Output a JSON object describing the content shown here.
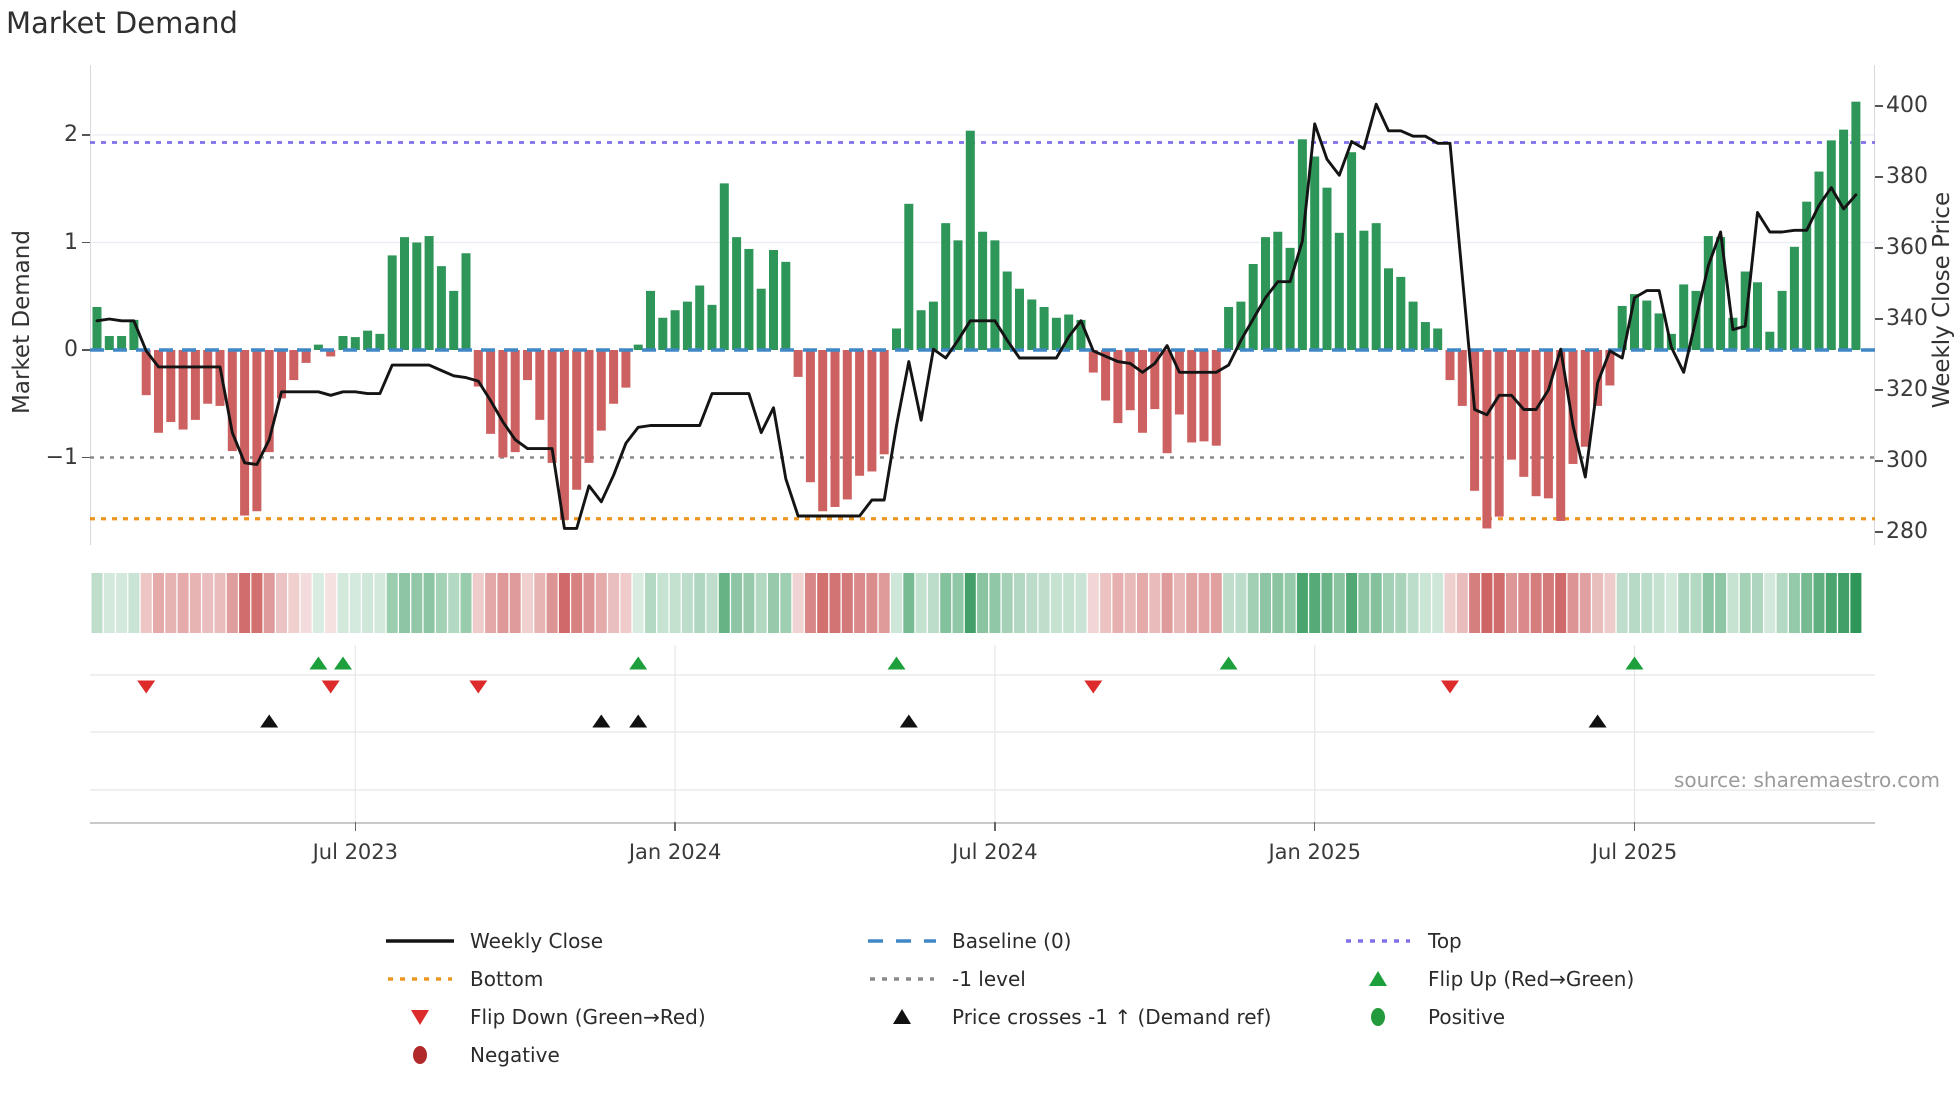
{
  "title": "Market Demand",
  "source_text": "source: sharemaestro.com",
  "axes": {
    "left_label": "Market Demand",
    "right_label": "Weekly Close Price",
    "left_ticks": [
      "2",
      "1",
      "0",
      "−1"
    ],
    "left_tick_values": [
      2,
      1,
      0,
      -1
    ],
    "right_ticks": [
      "400",
      "380",
      "360",
      "340",
      "320",
      "300",
      "280"
    ],
    "right_tick_values": [
      400,
      380,
      360,
      340,
      320,
      300,
      280
    ],
    "x_ticks": [
      "Jul 2023",
      "Jan 2024",
      "Jul 2024",
      "Jan 2025",
      "Jul 2025"
    ]
  },
  "colors": {
    "bar_positive": "#2e9658",
    "bar_negative": "#cd6161",
    "price_line": "#141414",
    "baseline": "#3f87c5",
    "top_line": "#7f72ec",
    "bottom_line": "#ee9522",
    "minus1_line": "#8a8a8a",
    "flip_up": "#1da03c",
    "flip_down": "#dd2b2b",
    "price_cross": "#111111",
    "positive_dot": "#239a3b",
    "negative_dot": "#b02a2a"
  },
  "legend": {
    "items": [
      {
        "label": "Weekly Close",
        "swatch": "line-solid",
        "color_key": "price_line"
      },
      {
        "label": "Bottom",
        "swatch": "dots",
        "color_key": "bottom_line"
      },
      {
        "label": "Flip Down (Green→Red)",
        "swatch": "tri-down",
        "color_key": "flip_down"
      },
      {
        "label": "Negative",
        "swatch": "circle",
        "color_key": "negative_dot"
      },
      {
        "label": "Baseline (0)",
        "swatch": "dashes",
        "color_key": "baseline"
      },
      {
        "label": "-1 level",
        "swatch": "dots",
        "color_key": "minus1_line"
      },
      {
        "label": "Price crosses -1 ↑ (Demand ref)",
        "swatch": "tri-up",
        "color_key": "price_cross"
      },
      {
        "label": "Top",
        "swatch": "dots",
        "color_key": "top_line"
      },
      {
        "label": "Flip Up (Red→Green)",
        "swatch": "tri-up",
        "color_key": "flip_up"
      },
      {
        "label": "Positive",
        "swatch": "circle",
        "color_key": "positive_dot"
      }
    ]
  },
  "chart_data": {
    "type": "combo-bar-line-heatmap",
    "title": "Market Demand",
    "x_unit": "week",
    "n_weeks": 144,
    "x_tick_labels": [
      "Jul 2023",
      "Jan 2024",
      "Jul 2024",
      "Jan 2025",
      "Jul 2025"
    ],
    "x_tick_weeks": [
      21,
      47,
      73,
      99,
      125
    ],
    "left_axis": {
      "label": "Market Demand",
      "ticks": [
        2,
        1,
        0,
        -1
      ],
      "range": [
        -1.81,
        2.65
      ]
    },
    "right_axis": {
      "label": "Weekly Close Price",
      "ticks": [
        400,
        380,
        360,
        340,
        320,
        300,
        280
      ],
      "range": [
        276.3,
        411.5
      ]
    },
    "ref_lines": {
      "baseline": 0,
      "top": 1.93,
      "minus_one": -1,
      "bottom": -1.57
    },
    "series": [
      {
        "name": "Market Demand",
        "type": "bar",
        "values": [
          0.4,
          0.13,
          0.13,
          0.28,
          -0.42,
          -0.77,
          -0.67,
          -0.74,
          -0.65,
          -0.5,
          -0.52,
          -0.94,
          -1.54,
          -1.5,
          -0.95,
          -0.45,
          -0.28,
          -0.12,
          0.05,
          -0.06,
          0.13,
          0.12,
          0.18,
          0.15,
          0.88,
          1.05,
          1.0,
          1.06,
          0.78,
          0.55,
          0.9,
          -0.34,
          -0.78,
          -1.0,
          -0.95,
          -0.28,
          -0.65,
          -1.05,
          -1.58,
          -1.3,
          -1.05,
          -0.75,
          -0.5,
          -0.35,
          0.05,
          0.55,
          0.3,
          0.37,
          0.45,
          0.6,
          0.42,
          1.55,
          1.05,
          0.94,
          0.57,
          0.93,
          0.82,
          -0.25,
          -1.23,
          -1.5,
          -1.46,
          -1.39,
          -1.17,
          -1.13,
          -0.97,
          0.2,
          1.36,
          0.37,
          0.45,
          1.18,
          1.02,
          2.04,
          1.1,
          1.02,
          0.73,
          0.57,
          0.47,
          0.4,
          0.3,
          0.33,
          0.28,
          -0.21,
          -0.47,
          -0.68,
          -0.56,
          -0.77,
          -0.55,
          -0.96,
          -0.6,
          -0.86,
          -0.85,
          -0.89,
          0.4,
          0.45,
          0.8,
          1.05,
          1.1,
          0.95,
          1.96,
          1.8,
          1.51,
          1.09,
          1.84,
          1.11,
          1.18,
          0.76,
          0.68,
          0.45,
          0.26,
          0.2,
          -0.28,
          -0.52,
          -1.31,
          -1.66,
          -1.55,
          -1.02,
          -1.18,
          -1.36,
          -1.38,
          -1.59,
          -1.06,
          -0.9,
          -0.52,
          -0.33,
          0.41,
          0.52,
          0.46,
          0.34,
          0.15,
          0.61,
          0.55,
          1.06,
          1.05,
          0.3,
          0.73,
          0.63,
          0.17,
          0.55,
          0.96,
          1.38,
          1.66,
          1.95,
          2.05,
          2.31
        ]
      },
      {
        "name": "Weekly Close",
        "type": "line",
        "values": [
          339.5,
          340,
          339.5,
          339.5,
          331,
          326.5,
          326.5,
          326.5,
          326.5,
          326.5,
          326.5,
          308,
          299.5,
          299,
          306,
          319.5,
          319.5,
          319.5,
          319.5,
          318.5,
          319.5,
          319.5,
          319,
          319,
          327,
          327,
          327,
          327,
          325.5,
          324,
          323.5,
          322.5,
          317,
          311,
          306,
          303.5,
          303.5,
          303.5,
          281,
          281,
          293,
          288.5,
          296,
          305,
          309.5,
          310,
          310,
          310,
          310,
          310,
          319,
          319,
          319,
          319,
          308,
          315,
          295,
          284.5,
          284.5,
          284.5,
          284.5,
          284.5,
          284.5,
          289,
          289,
          310,
          328,
          311.5,
          331.5,
          329,
          334,
          339.5,
          339.5,
          339.5,
          334,
          329,
          329,
          329,
          329,
          335,
          339.5,
          331,
          329.5,
          328,
          327.5,
          325,
          327.5,
          332.5,
          325,
          325,
          325,
          325,
          327,
          334,
          340,
          346,
          350.5,
          350.5,
          362,
          395,
          385,
          380.5,
          390,
          388,
          400.5,
          393,
          393,
          391.5,
          391.5,
          389.5,
          389.5,
          352,
          314.5,
          313,
          318.5,
          318.5,
          314.5,
          314.5,
          320,
          331.5,
          310,
          295.5,
          322,
          331,
          329,
          346,
          348,
          348,
          332,
          325,
          340,
          355,
          364.5,
          337,
          338,
          370,
          364.5,
          364.5,
          365,
          365,
          372,
          377,
          371,
          375
        ]
      }
    ],
    "markers": {
      "flip_up_weeks": [
        18,
        20,
        44,
        65,
        92,
        125
      ],
      "flip_down_weeks": [
        4,
        19,
        31,
        81,
        110
      ],
      "price_cross_weeks": [
        14,
        41,
        44,
        66,
        122
      ]
    },
    "heatmap": {
      "note": "weekly strip, color = sign of demand, intensity = |demand|"
    }
  }
}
※ ※ ※
(OBJECTIVE) Every record is to be reproduced exactly, with no pictures included.

(SOLUTION TO THIS TASK)
Output a JSON object describing the content shown here.
{
  "title": "Market Demand",
  "source_text": "source: sharemaestro.com",
  "axes": {
    "left_label": "Market Demand",
    "right_label": "Weekly Close Price",
    "left_ticks": [
      "2",
      "1",
      "0",
      "−1"
    ],
    "left_tick_values": [
      2,
      1,
      0,
      -1
    ],
    "right_ticks": [
      "400",
      "380",
      "360",
      "340",
      "320",
      "300",
      "280"
    ],
    "right_tick_values": [
      400,
      380,
      360,
      340,
      320,
      300,
      280
    ],
    "x_ticks": [
      "Jul 2023",
      "Jan 2024",
      "Jul 2024",
      "Jan 2025",
      "Jul 2025"
    ]
  },
  "colors": {
    "bar_positive": "#2e9658",
    "bar_negative": "#cd6161",
    "price_line": "#141414",
    "baseline": "#3f87c5",
    "top_line": "#7f72ec",
    "bottom_line": "#ee9522",
    "minus1_line": "#8a8a8a",
    "flip_up": "#1da03c",
    "flip_down": "#dd2b2b",
    "price_cross": "#111111",
    "positive_dot": "#239a3b",
    "negative_dot": "#b02a2a"
  },
  "legend": {
    "items": [
      {
        "label": "Weekly Close",
        "swatch": "line-solid",
        "color_key": "price_line"
      },
      {
        "label": "Bottom",
        "swatch": "dots",
        "color_key": "bottom_line"
      },
      {
        "label": "Flip Down (Green→Red)",
        "swatch": "tri-down",
        "color_key": "flip_down"
      },
      {
        "label": "Negative",
        "swatch": "circle",
        "color_key": "negative_dot"
      },
      {
        "label": "Baseline (0)",
        "swatch": "dashes",
        "color_key": "baseline"
      },
      {
        "label": "-1 level",
        "swatch": "dots",
        "color_key": "minus1_line"
      },
      {
        "label": "Price crosses -1 ↑ (Demand ref)",
        "swatch": "tri-up",
        "color_key": "price_cross"
      },
      {
        "label": "Top",
        "swatch": "dots",
        "color_key": "top_line"
      },
      {
        "label": "Flip Up (Red→Green)",
        "swatch": "tri-up",
        "color_key": "flip_up"
      },
      {
        "label": "Positive",
        "swatch": "circle",
        "color_key": "positive_dot"
      }
    ]
  },
  "chart_data": {
    "type": "combo-bar-line-heatmap",
    "title": "Market Demand",
    "x_unit": "week",
    "n_weeks": 144,
    "x_tick_labels": [
      "Jul 2023",
      "Jan 2024",
      "Jul 2024",
      "Jan 2025",
      "Jul 2025"
    ],
    "x_tick_weeks": [
      21,
      47,
      73,
      99,
      125
    ],
    "left_axis": {
      "label": "Market Demand",
      "ticks": [
        2,
        1,
        0,
        -1
      ],
      "range": [
        -1.81,
        2.65
      ]
    },
    "right_axis": {
      "label": "Weekly Close Price",
      "ticks": [
        400,
        380,
        360,
        340,
        320,
        300,
        280
      ],
      "range": [
        276.3,
        411.5
      ]
    },
    "ref_lines": {
      "baseline": 0,
      "top": 1.93,
      "minus_one": -1,
      "bottom": -1.57
    },
    "series": [
      {
        "name": "Market Demand",
        "type": "bar",
        "values": [
          0.4,
          0.13,
          0.13,
          0.28,
          -0.42,
          -0.77,
          -0.67,
          -0.74,
          -0.65,
          -0.5,
          -0.52,
          -0.94,
          -1.54,
          -1.5,
          -0.95,
          -0.45,
          -0.28,
          -0.12,
          0.05,
          -0.06,
          0.13,
          0.12,
          0.18,
          0.15,
          0.88,
          1.05,
          1.0,
          1.06,
          0.78,
          0.55,
          0.9,
          -0.34,
          -0.78,
          -1.0,
          -0.95,
          -0.28,
          -0.65,
          -1.05,
          -1.58,
          -1.3,
          -1.05,
          -0.75,
          -0.5,
          -0.35,
          0.05,
          0.55,
          0.3,
          0.37,
          0.45,
          0.6,
          0.42,
          1.55,
          1.05,
          0.94,
          0.57,
          0.93,
          0.82,
          -0.25,
          -1.23,
          -1.5,
          -1.46,
          -1.39,
          -1.17,
          -1.13,
          -0.97,
          0.2,
          1.36,
          0.37,
          0.45,
          1.18,
          1.02,
          2.04,
          1.1,
          1.02,
          0.73,
          0.57,
          0.47,
          0.4,
          0.3,
          0.33,
          0.28,
          -0.21,
          -0.47,
          -0.68,
          -0.56,
          -0.77,
          -0.55,
          -0.96,
          -0.6,
          -0.86,
          -0.85,
          -0.89,
          0.4,
          0.45,
          0.8,
          1.05,
          1.1,
          0.95,
          1.96,
          1.8,
          1.51,
          1.09,
          1.84,
          1.11,
          1.18,
          0.76,
          0.68,
          0.45,
          0.26,
          0.2,
          -0.28,
          -0.52,
          -1.31,
          -1.66,
          -1.55,
          -1.02,
          -1.18,
          -1.36,
          -1.38,
          -1.59,
          -1.06,
          -0.9,
          -0.52,
          -0.33,
          0.41,
          0.52,
          0.46,
          0.34,
          0.15,
          0.61,
          0.55,
          1.06,
          1.05,
          0.3,
          0.73,
          0.63,
          0.17,
          0.55,
          0.96,
          1.38,
          1.66,
          1.95,
          2.05,
          2.31
        ]
      },
      {
        "name": "Weekly Close",
        "type": "line",
        "values": [
          339.5,
          340,
          339.5,
          339.5,
          331,
          326.5,
          326.5,
          326.5,
          326.5,
          326.5,
          326.5,
          308,
          299.5,
          299,
          306,
          319.5,
          319.5,
          319.5,
          319.5,
          318.5,
          319.5,
          319.5,
          319,
          319,
          327,
          327,
          327,
          327,
          325.5,
          324,
          323.5,
          322.5,
          317,
          311,
          306,
          303.5,
          303.5,
          303.5,
          281,
          281,
          293,
          288.5,
          296,
          305,
          309.5,
          310,
          310,
          310,
          310,
          310,
          319,
          319,
          319,
          319,
          308,
          315,
          295,
          284.5,
          284.5,
          284.5,
          284.5,
          284.5,
          284.5,
          289,
          289,
          310,
          328,
          311.5,
          331.5,
          329,
          334,
          339.5,
          339.5,
          339.5,
          334,
          329,
          329,
          329,
          329,
          335,
          339.5,
          331,
          329.5,
          328,
          327.5,
          325,
          327.5,
          332.5,
          325,
          325,
          325,
          325,
          327,
          334,
          340,
          346,
          350.5,
          350.5,
          362,
          395,
          385,
          380.5,
          390,
          388,
          400.5,
          393,
          393,
          391.5,
          391.5,
          389.5,
          389.5,
          352,
          314.5,
          313,
          318.5,
          318.5,
          314.5,
          314.5,
          320,
          331.5,
          310,
          295.5,
          322,
          331,
          329,
          346,
          348,
          348,
          332,
          325,
          340,
          355,
          364.5,
          337,
          338,
          370,
          364.5,
          364.5,
          365,
          365,
          372,
          377,
          371,
          375
        ]
      }
    ],
    "markers": {
      "flip_up_weeks": [
        18,
        20,
        44,
        65,
        92,
        125
      ],
      "flip_down_weeks": [
        4,
        19,
        31,
        81,
        110
      ],
      "price_cross_weeks": [
        14,
        41,
        44,
        66,
        122
      ]
    },
    "heatmap": {
      "note": "weekly strip, color = sign of demand, intensity = |demand|"
    }
  }
}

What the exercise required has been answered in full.